> **Working data**
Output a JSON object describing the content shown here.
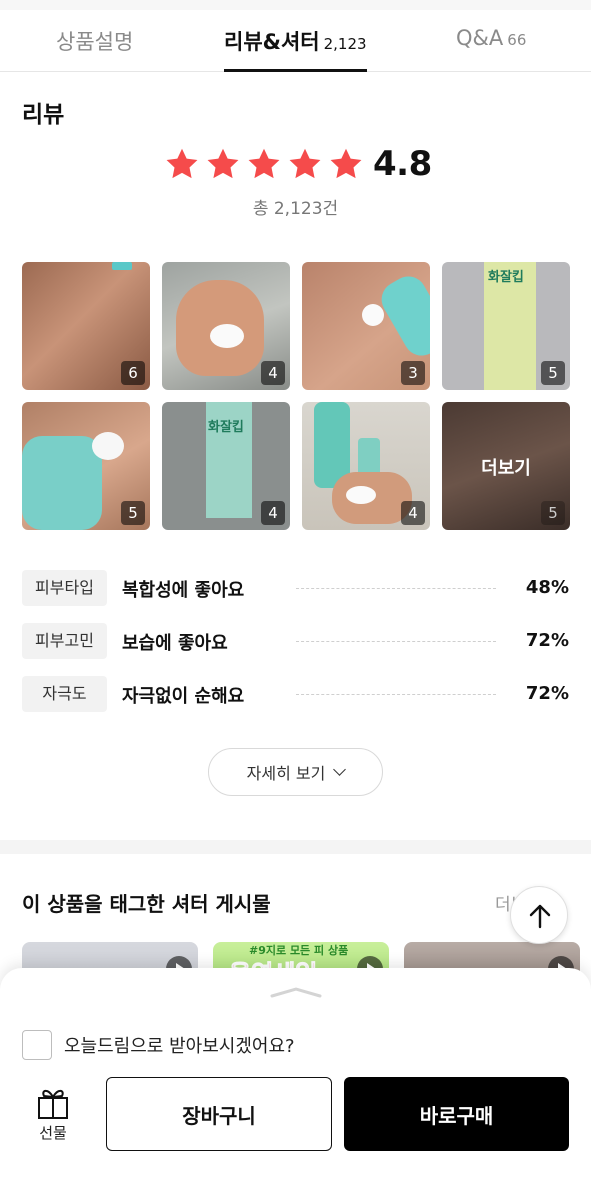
{
  "tabs": [
    {
      "label": "상품설명",
      "count": ""
    },
    {
      "label": "리뷰&셔터",
      "count": "2,123"
    },
    {
      "label": "Q&A",
      "count": "66"
    }
  ],
  "review": {
    "title": "리뷰",
    "rating": "4.8",
    "rating_value": 4.8,
    "star_color": "#f54b4b",
    "total": "총 2,123건"
  },
  "photos": [
    {
      "count": "6"
    },
    {
      "count": "4"
    },
    {
      "count": "3"
    },
    {
      "count": "5"
    },
    {
      "count": "5"
    },
    {
      "count": "4"
    },
    {
      "count": "4"
    },
    {
      "count": "5",
      "overlay": "더보기"
    }
  ],
  "attributes": [
    {
      "chip": "피부타입",
      "text": "복합성에 좋아요",
      "percent": "48%"
    },
    {
      "chip": "피부고민",
      "text": "보습에 좋아요",
      "percent": "72%"
    },
    {
      "chip": "자극도",
      "text": "자극없이 순해요",
      "percent": "72%"
    }
  ],
  "detail_button": "자세히 보기",
  "shutter": {
    "title": "이 상품을 태그한 셔터 게시물",
    "more": "더보기",
    "thumbs": [
      {
        "caption": "",
        "big": ""
      },
      {
        "caption": "#9지로 모든 피 상품",
        "big": "올영세일"
      },
      {
        "caption": "",
        "big": ""
      }
    ]
  },
  "bottom_sheet": {
    "checkbox_label": "오늘드림으로 받아보시겠어요?",
    "gift_label": "선물",
    "cart_button": "장바구니",
    "buy_button": "바로구매"
  }
}
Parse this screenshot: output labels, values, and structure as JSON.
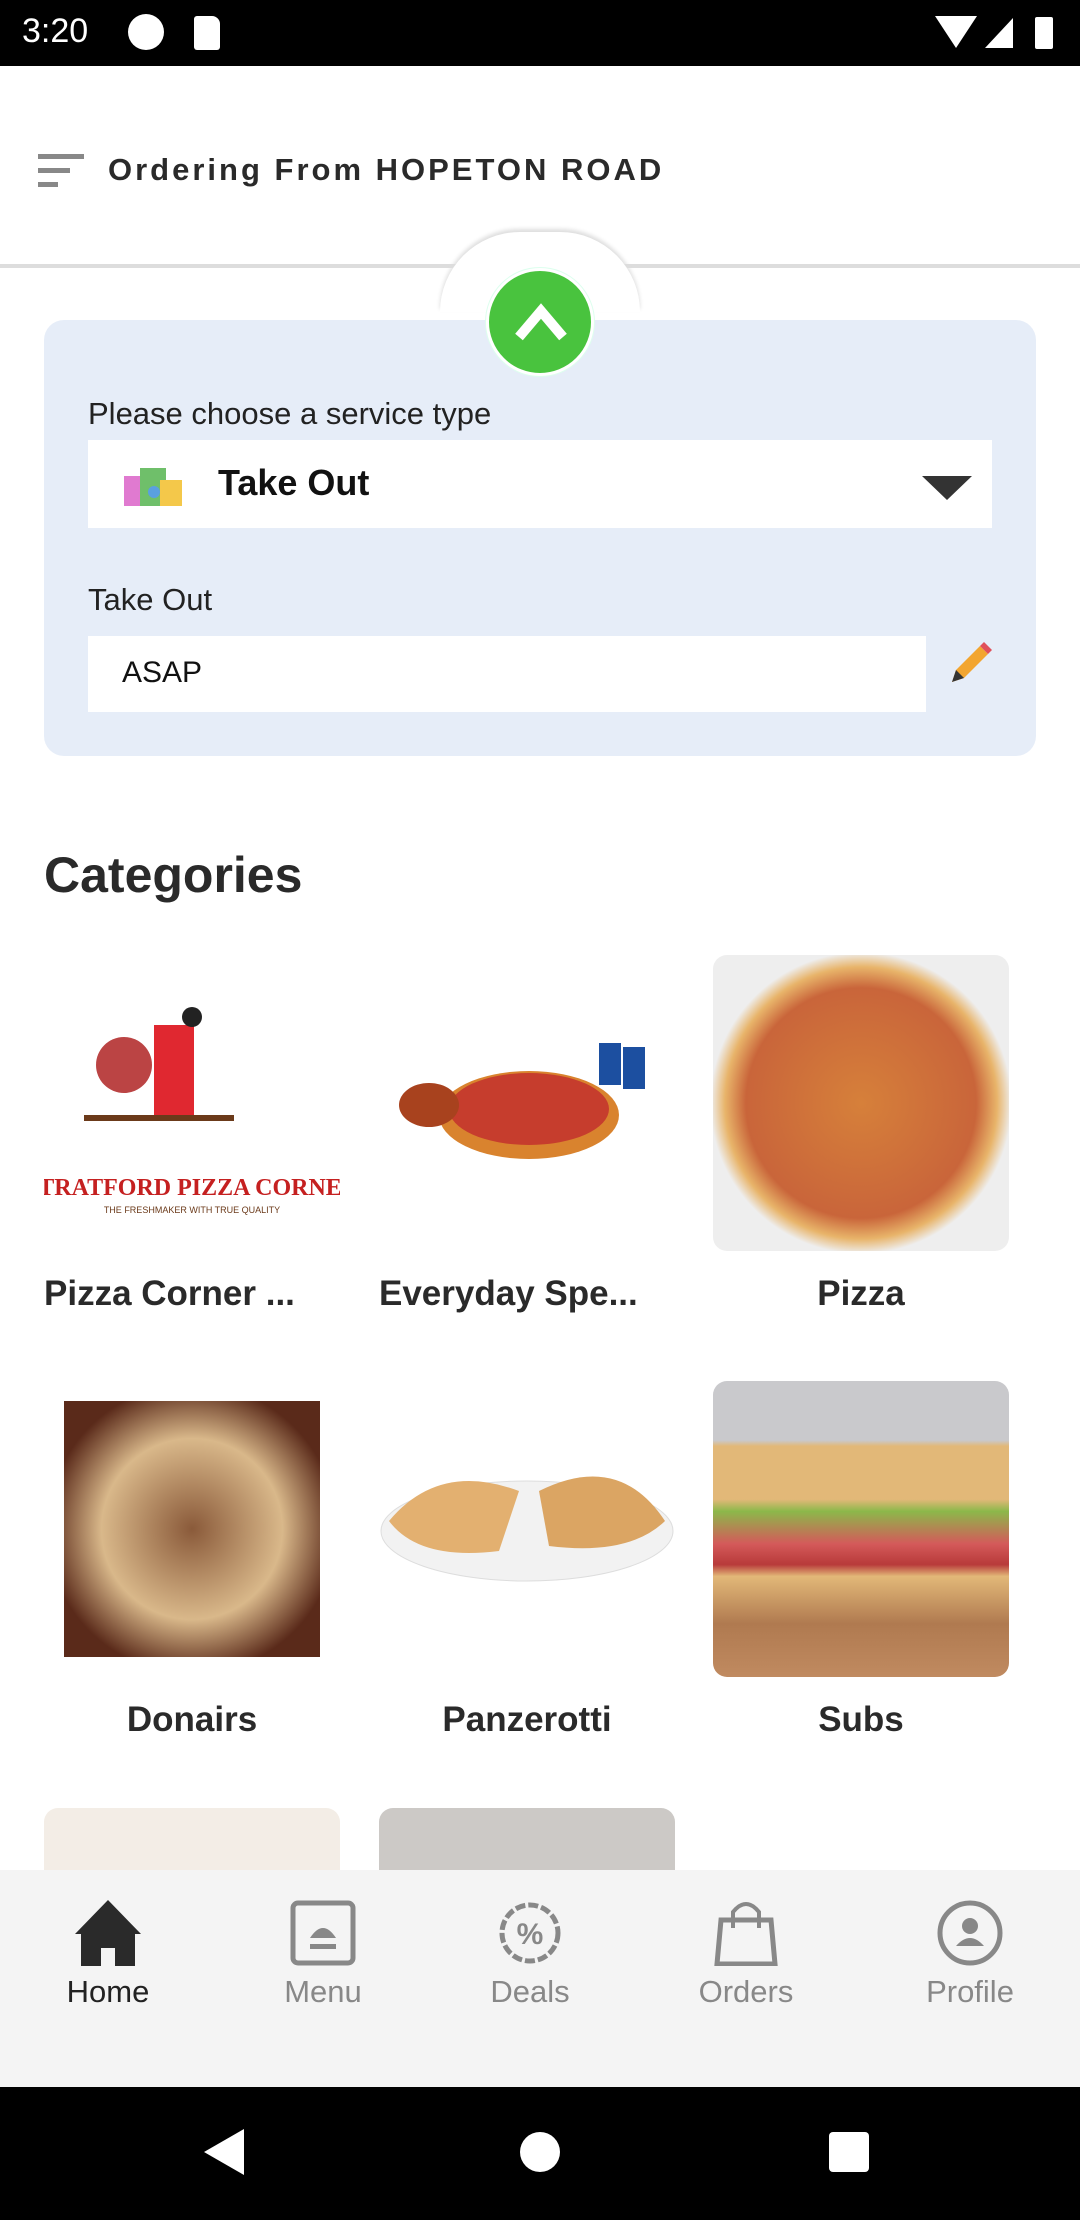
{
  "status_bar": {
    "time": "3:20"
  },
  "header": {
    "title": "Ordering From HOPETON ROAD"
  },
  "service": {
    "prompt": "Please choose a service type",
    "selected": "Take Out",
    "time_label": "Take Out",
    "time_value": "ASAP"
  },
  "categories": {
    "title": "Categories",
    "items": [
      {
        "label": "Pizza Corner ..."
      },
      {
        "label": "Everyday Spe..."
      },
      {
        "label": "Pizza"
      },
      {
        "label": "Donairs"
      },
      {
        "label": "Panzerotti"
      },
      {
        "label": "Subs"
      }
    ]
  },
  "bottom_nav": {
    "items": [
      {
        "label": "Home",
        "active": true
      },
      {
        "label": "Menu"
      },
      {
        "label": "Deals"
      },
      {
        "label": "Orders"
      },
      {
        "label": "Profile"
      }
    ]
  },
  "colors": {
    "accent_green": "#49c33e",
    "card_bg": "#e6edf8"
  }
}
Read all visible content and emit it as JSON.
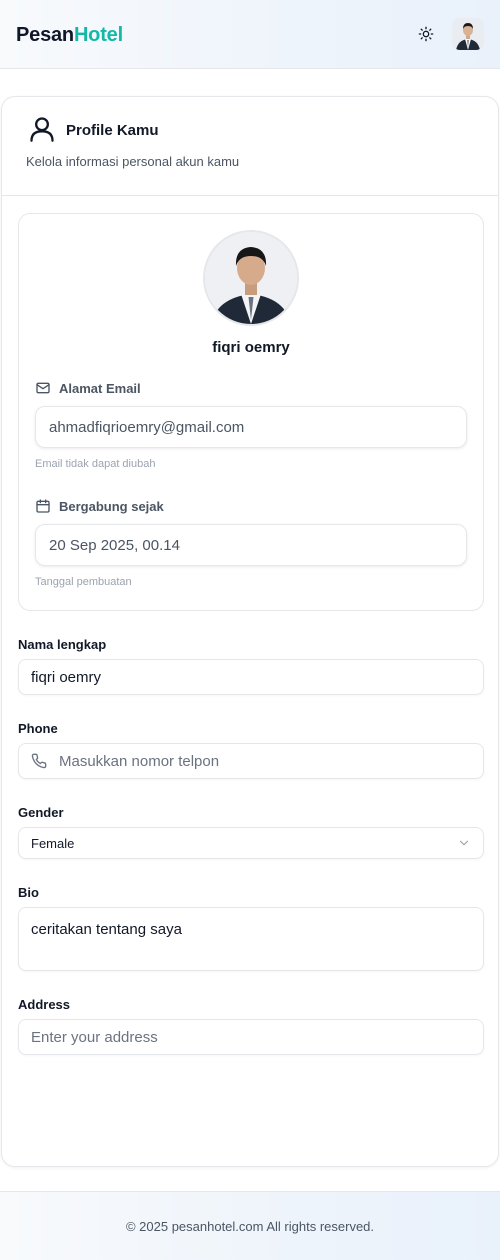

> **Written exercise**
Go back to the records above and write them out exactly, without the pictures.

> **Full response**
Output a JSON object describing the content shown here.
{
  "tabs": [
    {
      "label": "상품설명",
      "count": ""
    },
    {
      "label": "리뷰&셔터",
      "count": "2,123"
    },
    {
      "label": "Q&A",
      "count": "66"
    }
  ],
  "review": {
    "title": "리뷰",
    "rating": "4.8",
    "rating_value": 4.8,
    "star_color": "#f54b4b",
    "total": "총 2,123건"
  },
  "photos": [
    {
      "count": "6"
    },
    {
      "count": "4"
    },
    {
      "count": "3"
    },
    {
      "count": "5"
    },
    {
      "count": "5"
    },
    {
      "count": "4"
    },
    {
      "count": "4"
    },
    {
      "count": "5",
      "overlay": "더보기"
    }
  ],
  "attributes": [
    {
      "chip": "피부타입",
      "text": "복합성에 좋아요",
      "percent": "48%"
    },
    {
      "chip": "피부고민",
      "text": "보습에 좋아요",
      "percent": "72%"
    },
    {
      "chip": "자극도",
      "text": "자극없이 순해요",
      "percent": "72%"
    }
  ],
  "detail_button": "자세히 보기",
  "shutter": {
    "title": "이 상품을 태그한 셔터 게시물",
    "more": "더보기",
    "thumbs": [
      {
        "caption": "",
        "big": ""
      },
      {
        "caption": "#9지로 모든 피 상품",
        "big": "올영세일"
      },
      {
        "caption": "",
        "big": ""
      }
    ]
  },
  "bottom_sheet": {
    "checkbox_label": "오늘드림으로 받아보시겠어요?",
    "gift_label": "선물",
    "cart_button": "장바구니",
    "buy_button": "바로구매"
  }
}
Parse this screenshot: output labels, values, and structure as JSON.
{
  "status_bar": {
    "time": "3:20"
  },
  "header": {
    "title": "Ordering From HOPETON ROAD"
  },
  "service": {
    "prompt": "Please choose a service type",
    "selected": "Take Out",
    "time_label": "Take Out",
    "time_value": "ASAP"
  },
  "categories": {
    "title": "Categories",
    "items": [
      {
        "label": "Pizza Corner ..."
      },
      {
        "label": "Everyday Spe..."
      },
      {
        "label": "Pizza"
      },
      {
        "label": "Donairs"
      },
      {
        "label": "Panzerotti"
      },
      {
        "label": "Subs"
      }
    ]
  },
  "bottom_nav": {
    "items": [
      {
        "label": "Home",
        "active": true
      },
      {
        "label": "Menu"
      },
      {
        "label": "Deals"
      },
      {
        "label": "Orders"
      },
      {
        "label": "Profile"
      }
    ]
  },
  "colors": {
    "accent_green": "#49c33e",
    "card_bg": "#e6edf8"
  }
}
Read all visible content and emit it as JSON.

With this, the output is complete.